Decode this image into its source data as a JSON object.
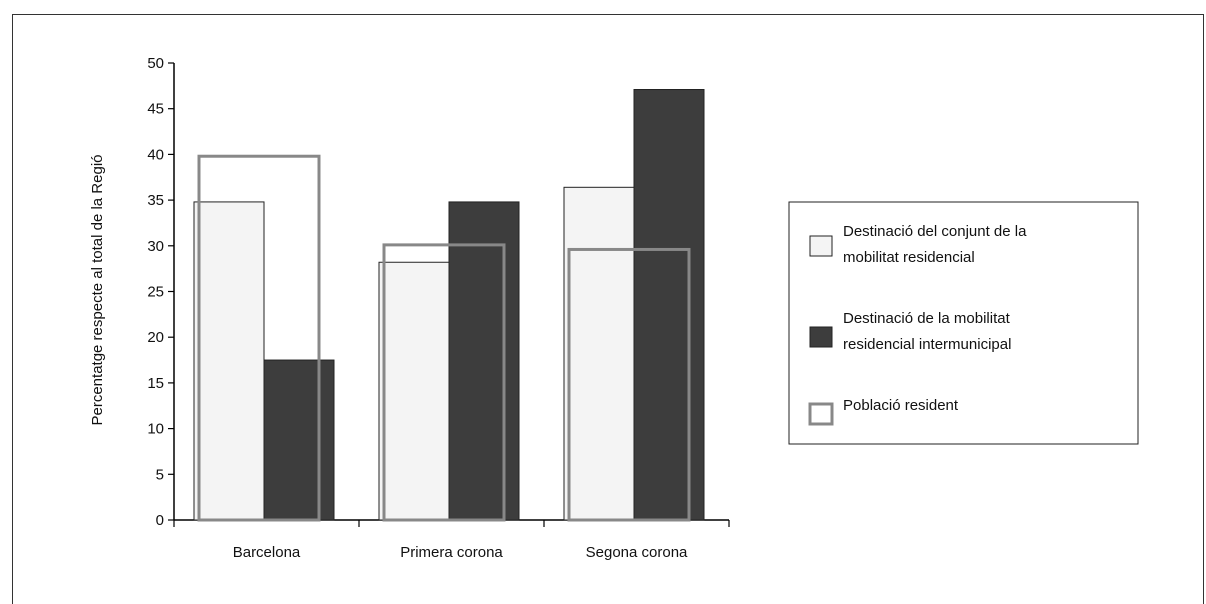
{
  "chart_data": {
    "type": "bar",
    "title": "",
    "ylabel": "Percentatge respecte al total de la Regió",
    "xlabel": "",
    "ylim": [
      0,
      50
    ],
    "yticks": [
      0,
      5,
      10,
      15,
      20,
      25,
      30,
      35,
      40,
      45,
      50
    ],
    "categories": [
      "Barcelona",
      "Primera corona",
      "Segona corona"
    ],
    "series": [
      {
        "name": "Destinació del conjunt de la mobilitat residencial",
        "values": [
          34.8,
          28.2,
          36.4
        ],
        "style": "filled",
        "color": "#f4f4f4"
      },
      {
        "name": "Destinació de la mobilitat residencial intermunicipal",
        "values": [
          17.5,
          34.8,
          47.1
        ],
        "style": "filled",
        "color": "#3d3d3d"
      },
      {
        "name": "Població resident",
        "values": [
          39.8,
          30.1,
          29.6
        ],
        "style": "outline",
        "color": "#888888"
      }
    ],
    "legend": {
      "position": "right",
      "items": [
        [
          "Destinació del conjunt de la",
          "mobilitat residencial"
        ],
        [
          "Destinació de la mobilitat",
          "residencial intermunicipal"
        ],
        [
          "Població resident"
        ]
      ]
    },
    "grid": false
  }
}
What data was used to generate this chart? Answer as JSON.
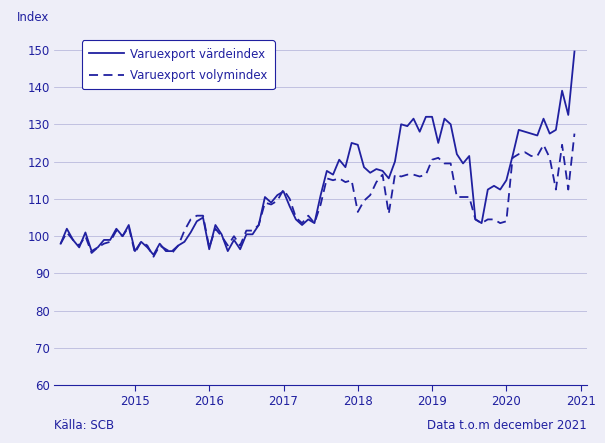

= = = =

■ Written exercise: Each line above is to be copied verbatim. Drop any image from the copy.

■ Result for this exercise:
Decode this image into its source data as a JSON object.
{
  "chart_data": {
    "type": "bar",
    "title": "",
    "ylabel": "Percentatge respecte al total de la Regió",
    "xlabel": "",
    "ylim": [
      0,
      50
    ],
    "yticks": [
      0,
      5,
      10,
      15,
      20,
      25,
      30,
      35,
      40,
      45,
      50
    ],
    "categories": [
      "Barcelona",
      "Primera corona",
      "Segona corona"
    ],
    "series": [
      {
        "name": "Destinació del conjunt de la mobilitat residencial",
        "values": [
          34.8,
          28.2,
          36.4
        ],
        "style": "filled",
        "color": "#f4f4f4"
      },
      {
        "name": "Destinació de la mobilitat residencial intermunicipal",
        "values": [
          17.5,
          34.8,
          47.1
        ],
        "style": "filled",
        "color": "#3d3d3d"
      },
      {
        "name": "Població resident",
        "values": [
          39.8,
          30.1,
          29.6
        ],
        "style": "outline",
        "color": "#888888"
      }
    ],
    "legend": {
      "position": "right",
      "items": [
        [
          "Destinació del conjunt de la",
          "mobilitat residencial"
        ],
        [
          "Destinació de la mobilitat",
          "residencial intermunicipal"
        ],
        [
          "Població resident"
        ]
      ]
    },
    "grid": false
  }
}
What data was used to generate this chart? Answer as JSON.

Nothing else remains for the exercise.